- [Short task]: Extract every line from the records below that contains the word "this".
☆ ☆ ☆ ☆
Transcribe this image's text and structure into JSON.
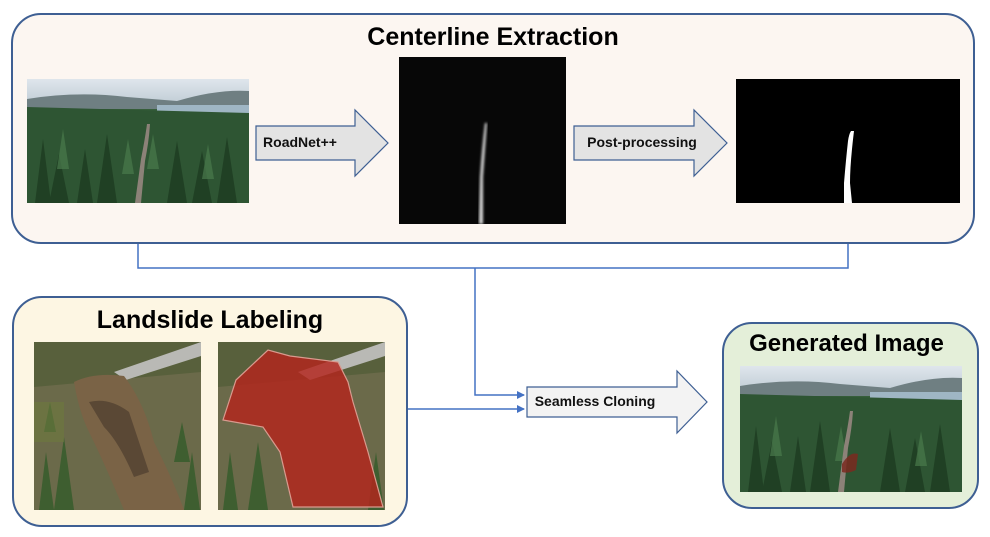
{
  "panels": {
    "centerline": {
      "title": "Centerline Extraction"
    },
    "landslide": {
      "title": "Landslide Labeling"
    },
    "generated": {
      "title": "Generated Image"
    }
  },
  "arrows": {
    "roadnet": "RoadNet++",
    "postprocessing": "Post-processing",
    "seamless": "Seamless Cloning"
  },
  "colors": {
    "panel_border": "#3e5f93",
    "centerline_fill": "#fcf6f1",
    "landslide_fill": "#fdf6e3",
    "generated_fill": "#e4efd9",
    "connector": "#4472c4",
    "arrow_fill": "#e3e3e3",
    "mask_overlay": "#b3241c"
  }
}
☆ ☆ ☆ ☆
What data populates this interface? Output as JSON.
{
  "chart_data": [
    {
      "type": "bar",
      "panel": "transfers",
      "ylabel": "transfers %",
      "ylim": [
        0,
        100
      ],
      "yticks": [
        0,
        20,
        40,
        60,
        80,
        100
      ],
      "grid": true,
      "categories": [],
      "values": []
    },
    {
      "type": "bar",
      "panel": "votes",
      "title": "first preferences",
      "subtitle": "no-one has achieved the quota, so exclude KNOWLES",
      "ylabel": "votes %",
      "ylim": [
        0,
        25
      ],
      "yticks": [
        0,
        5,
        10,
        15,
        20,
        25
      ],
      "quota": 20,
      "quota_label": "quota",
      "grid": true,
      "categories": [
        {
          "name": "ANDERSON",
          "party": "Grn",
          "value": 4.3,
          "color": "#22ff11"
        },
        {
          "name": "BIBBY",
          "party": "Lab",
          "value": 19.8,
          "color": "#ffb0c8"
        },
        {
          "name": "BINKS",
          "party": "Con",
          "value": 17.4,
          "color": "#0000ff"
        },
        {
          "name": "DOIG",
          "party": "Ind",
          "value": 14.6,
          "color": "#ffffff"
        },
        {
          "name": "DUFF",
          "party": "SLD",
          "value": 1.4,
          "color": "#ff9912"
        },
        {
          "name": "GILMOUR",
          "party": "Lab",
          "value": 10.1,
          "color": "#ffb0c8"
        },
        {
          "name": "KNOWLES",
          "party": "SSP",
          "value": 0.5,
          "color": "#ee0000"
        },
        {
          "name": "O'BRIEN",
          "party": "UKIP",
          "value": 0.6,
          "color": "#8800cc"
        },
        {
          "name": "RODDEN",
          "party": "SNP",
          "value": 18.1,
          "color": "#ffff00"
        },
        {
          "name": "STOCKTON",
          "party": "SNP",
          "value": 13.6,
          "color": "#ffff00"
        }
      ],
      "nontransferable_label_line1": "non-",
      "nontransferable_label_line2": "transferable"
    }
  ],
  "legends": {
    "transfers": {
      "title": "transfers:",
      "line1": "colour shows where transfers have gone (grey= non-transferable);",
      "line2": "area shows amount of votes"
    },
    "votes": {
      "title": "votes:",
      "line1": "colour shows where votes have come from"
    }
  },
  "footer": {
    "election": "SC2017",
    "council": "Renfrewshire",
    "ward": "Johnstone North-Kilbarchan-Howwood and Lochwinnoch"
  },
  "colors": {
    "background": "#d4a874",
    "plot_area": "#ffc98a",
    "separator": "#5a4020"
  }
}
☆ ☆ ☆ ☆
- [Written response]:
Transcribe this image's text and structure into JSON.
What data populates this interface? Output as JSON.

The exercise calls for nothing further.